§ **Problem statement**:
Extract each line of the material that follows exactly and omit its pictures.
-------------------------
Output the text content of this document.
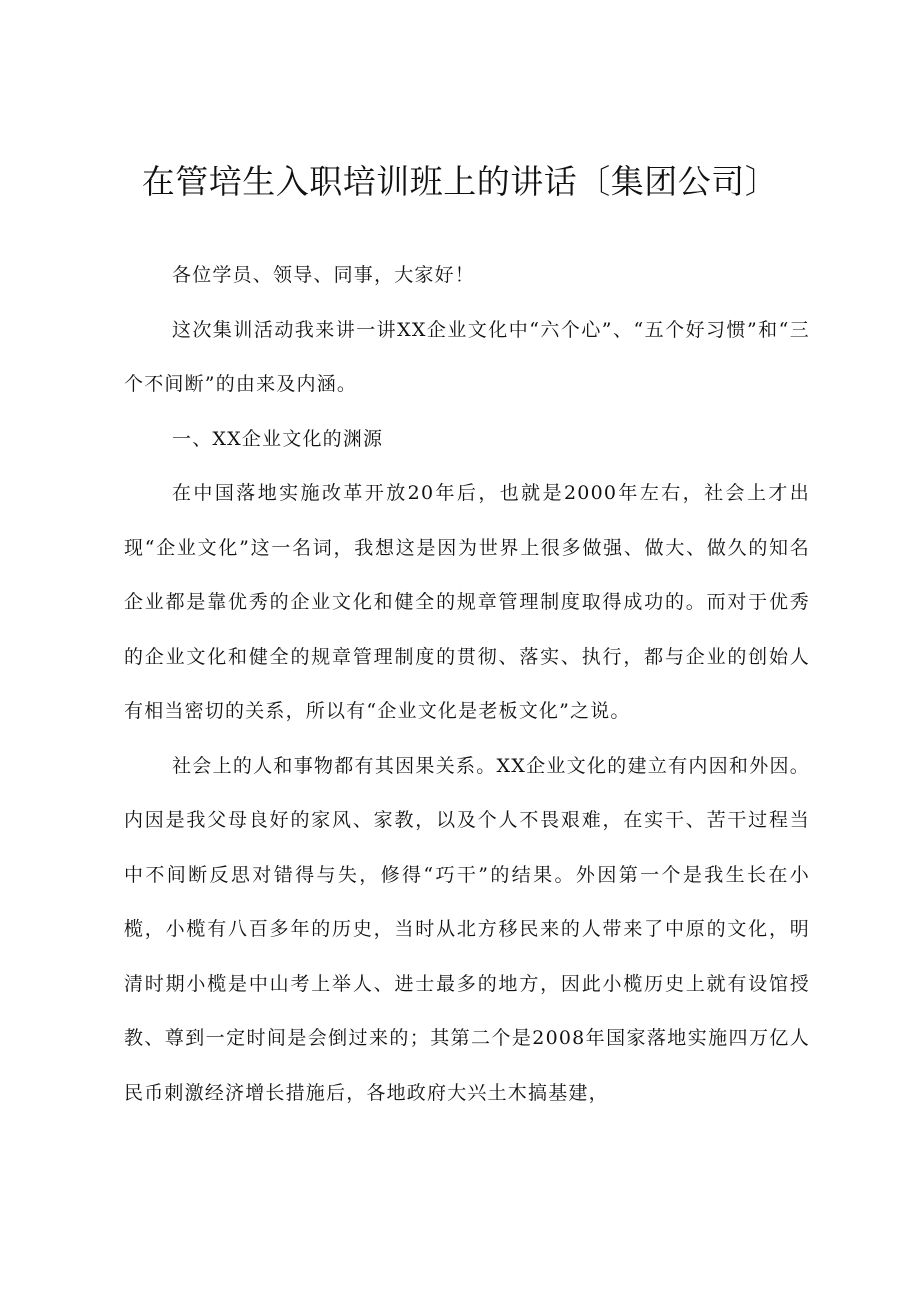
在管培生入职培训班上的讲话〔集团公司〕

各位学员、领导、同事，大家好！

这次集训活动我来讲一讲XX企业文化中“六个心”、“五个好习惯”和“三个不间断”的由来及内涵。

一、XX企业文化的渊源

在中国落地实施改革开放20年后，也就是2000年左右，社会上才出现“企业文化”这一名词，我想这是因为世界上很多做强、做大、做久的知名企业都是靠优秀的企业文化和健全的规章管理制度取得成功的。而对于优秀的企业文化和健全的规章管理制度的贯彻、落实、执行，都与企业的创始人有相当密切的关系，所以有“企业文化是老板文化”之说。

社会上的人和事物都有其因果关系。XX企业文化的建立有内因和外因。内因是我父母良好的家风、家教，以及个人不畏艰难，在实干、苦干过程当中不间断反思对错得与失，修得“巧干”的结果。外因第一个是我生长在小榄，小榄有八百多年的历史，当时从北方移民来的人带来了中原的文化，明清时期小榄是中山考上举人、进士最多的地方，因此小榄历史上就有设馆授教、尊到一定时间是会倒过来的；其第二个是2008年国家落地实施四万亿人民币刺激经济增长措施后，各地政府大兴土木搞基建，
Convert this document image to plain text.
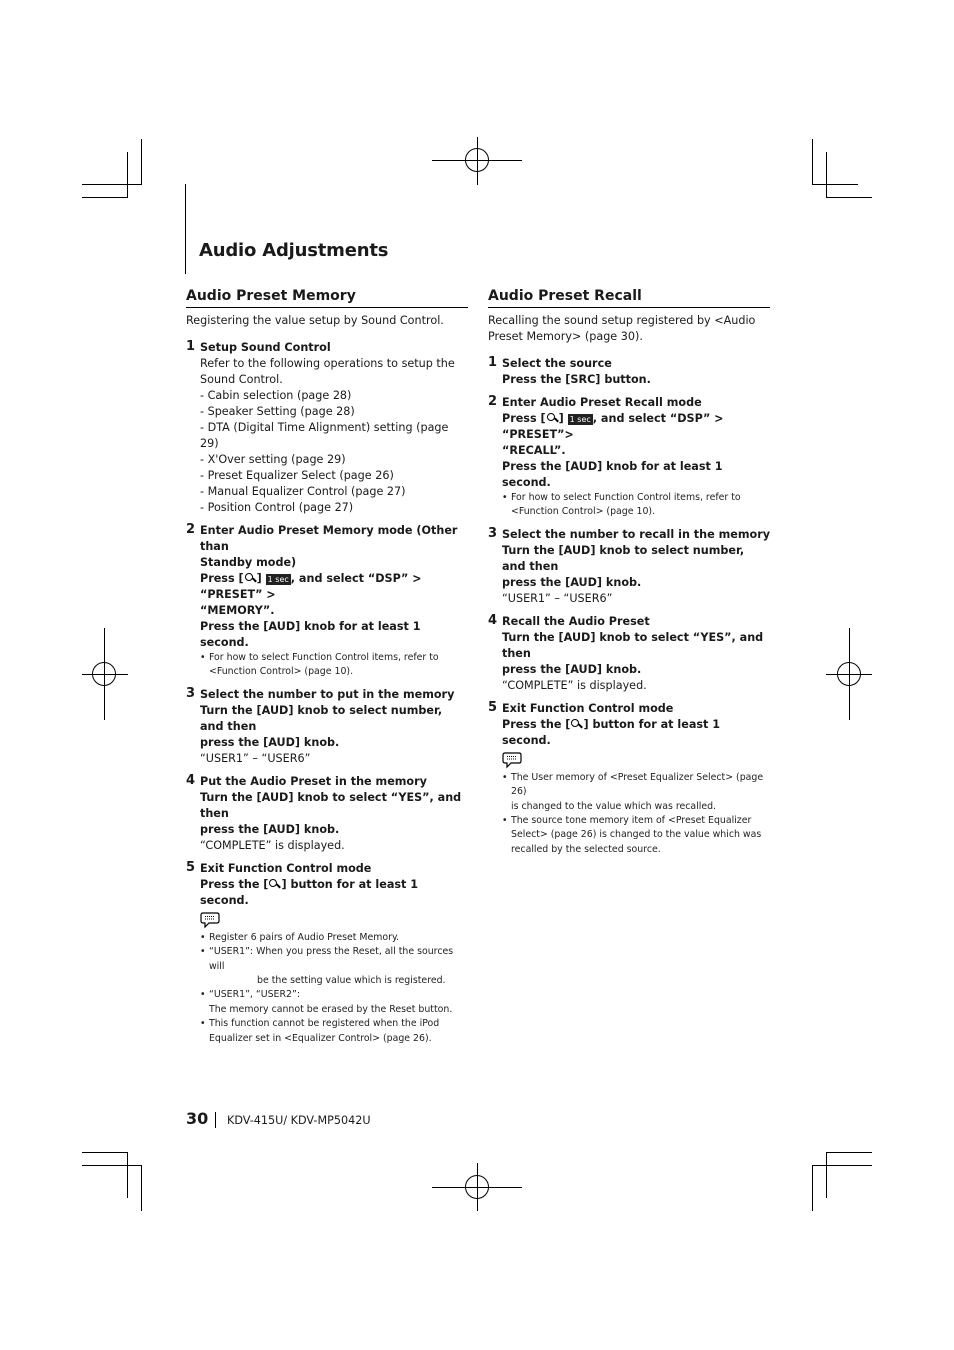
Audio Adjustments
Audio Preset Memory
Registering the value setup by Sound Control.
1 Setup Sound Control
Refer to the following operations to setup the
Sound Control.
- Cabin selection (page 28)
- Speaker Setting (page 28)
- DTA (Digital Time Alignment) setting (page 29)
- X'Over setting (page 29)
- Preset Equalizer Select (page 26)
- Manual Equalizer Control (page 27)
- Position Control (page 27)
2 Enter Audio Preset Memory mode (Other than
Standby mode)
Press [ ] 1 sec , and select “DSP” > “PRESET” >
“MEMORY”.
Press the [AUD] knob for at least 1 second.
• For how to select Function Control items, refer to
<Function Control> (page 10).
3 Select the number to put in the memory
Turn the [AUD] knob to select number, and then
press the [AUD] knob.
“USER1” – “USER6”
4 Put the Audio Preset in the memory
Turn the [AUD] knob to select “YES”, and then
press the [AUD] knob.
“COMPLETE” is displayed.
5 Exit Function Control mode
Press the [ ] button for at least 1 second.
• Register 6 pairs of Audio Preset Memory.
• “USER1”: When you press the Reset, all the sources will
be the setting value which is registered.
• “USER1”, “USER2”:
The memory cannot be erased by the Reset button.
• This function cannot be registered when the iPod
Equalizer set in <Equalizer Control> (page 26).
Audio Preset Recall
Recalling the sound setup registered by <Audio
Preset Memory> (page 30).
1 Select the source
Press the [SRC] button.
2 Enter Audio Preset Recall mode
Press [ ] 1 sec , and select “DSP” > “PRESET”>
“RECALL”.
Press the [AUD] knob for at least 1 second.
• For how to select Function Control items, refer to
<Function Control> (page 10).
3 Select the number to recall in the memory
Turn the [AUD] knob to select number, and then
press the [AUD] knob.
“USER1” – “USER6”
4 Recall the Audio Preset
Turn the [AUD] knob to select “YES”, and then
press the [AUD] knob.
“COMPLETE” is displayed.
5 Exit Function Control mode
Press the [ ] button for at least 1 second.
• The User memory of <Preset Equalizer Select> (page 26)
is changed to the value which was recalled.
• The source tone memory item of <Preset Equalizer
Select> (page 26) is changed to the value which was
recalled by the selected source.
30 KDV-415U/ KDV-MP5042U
-------------------------
§ **Solved exercise**:
Output the text content of this document.
在管培生入职培训班上的讲话〔集团公司〕

各位学员、领导、同事，大家好！

这次集训活动我来讲一讲XX企业文化中“六个心”、“五个好习惯”和“三个不间断”的由来及内涵。

一、XX企业文化的渊源

在中国落地实施改革开放20年后，也就是2000年左右，社会上才出现“企业文化”这一名词，我想这是因为世界上很多做强、做大、做久的知名企业都是靠优秀的企业文化和健全的规章管理制度取得成功的。而对于优秀的企业文化和健全的规章管理制度的贯彻、落实、执行，都与企业的创始人有相当密切的关系，所以有“企业文化是老板文化”之说。

社会上的人和事物都有其因果关系。XX企业文化的建立有内因和外因。内因是我父母良好的家风、家教，以及个人不畏艰难，在实干、苦干过程当中不间断反思对错得与失，修得“巧干”的结果。外因第一个是我生长在小榄，小榄有八百多年的历史，当时从北方移民来的人带来了中原的文化，明清时期小榄是中山考上举人、进士最多的地方，因此小榄历史上就有设馆授教、尊到一定时间是会倒过来的；其第二个是2008年国家落地实施四万亿人民币刺激经济增长措施后，各地政府大兴土木搞基建，
Convert this document image to plain text.
Audio Adjustments
Audio Preset Memory
Registering the value setup by Sound Control.
1 Setup Sound Control
Refer to the following operations to setup the
Sound Control.
- Cabin selection (page 28)
- Speaker Setting (page 28)
- DTA (Digital Time Alignment) setting (page 29)
- X'Over setting (page 29)
- Preset Equalizer Select (page 26)
- Manual Equalizer Control (page 27)
- Position Control (page 27)
2 Enter Audio Preset Memory mode (Other than
Standby mode)
Press [ ] 1 sec , and select “DSP” > “PRESET” >
“MEMORY”.
Press the [AUD] knob for at least 1 second.
• For how to select Function Control items, refer to
<Function Control> (page 10).
3 Select the number to put in the memory
Turn the [AUD] knob to select number, and then
press the [AUD] knob.
“USER1” – “USER6”
4 Put the Audio Preset in the memory
Turn the [AUD] knob to select “YES”, and then
press the [AUD] knob.
“COMPLETE” is displayed.
5 Exit Function Control mode
Press the [ ] button for at least 1 second.
• Register 6 pairs of Audio Preset Memory.
• “USER1”: When you press the Reset, all the sources will
be the setting value which is registered.
• “USER1”, “USER2”:
The memory cannot be erased by the Reset button.
• This function cannot be registered when the iPod
Equalizer set in <Equalizer Control> (page 26).
Audio Preset Recall
Recalling the sound setup registered by <Audio
Preset Memory> (page 30).
1 Select the source
Press the [SRC] button.
2 Enter Audio Preset Recall mode
Press [ ] 1 sec , and select “DSP” > “PRESET”>
“RECALL”.
Press the [AUD] knob for at least 1 second.
• For how to select Function Control items, refer to
<Function Control> (page 10).
3 Select the number to recall in the memory
Turn the [AUD] knob to select number, and then
press the [AUD] knob.
“USER1” – “USER6”
4 Recall the Audio Preset
Turn the [AUD] knob to select “YES”, and then
press the [AUD] knob.
“COMPLETE” is displayed.
5 Exit Function Control mode
Press the [ ] button for at least 1 second.
• The User memory of <Preset Equalizer Select> (page 26)
is changed to the value which was recalled.
• The source tone memory item of <Preset Equalizer
Select> (page 26) is changed to the value which was
recalled by the selected source.
30 KDV-415U/ KDV-MP5042U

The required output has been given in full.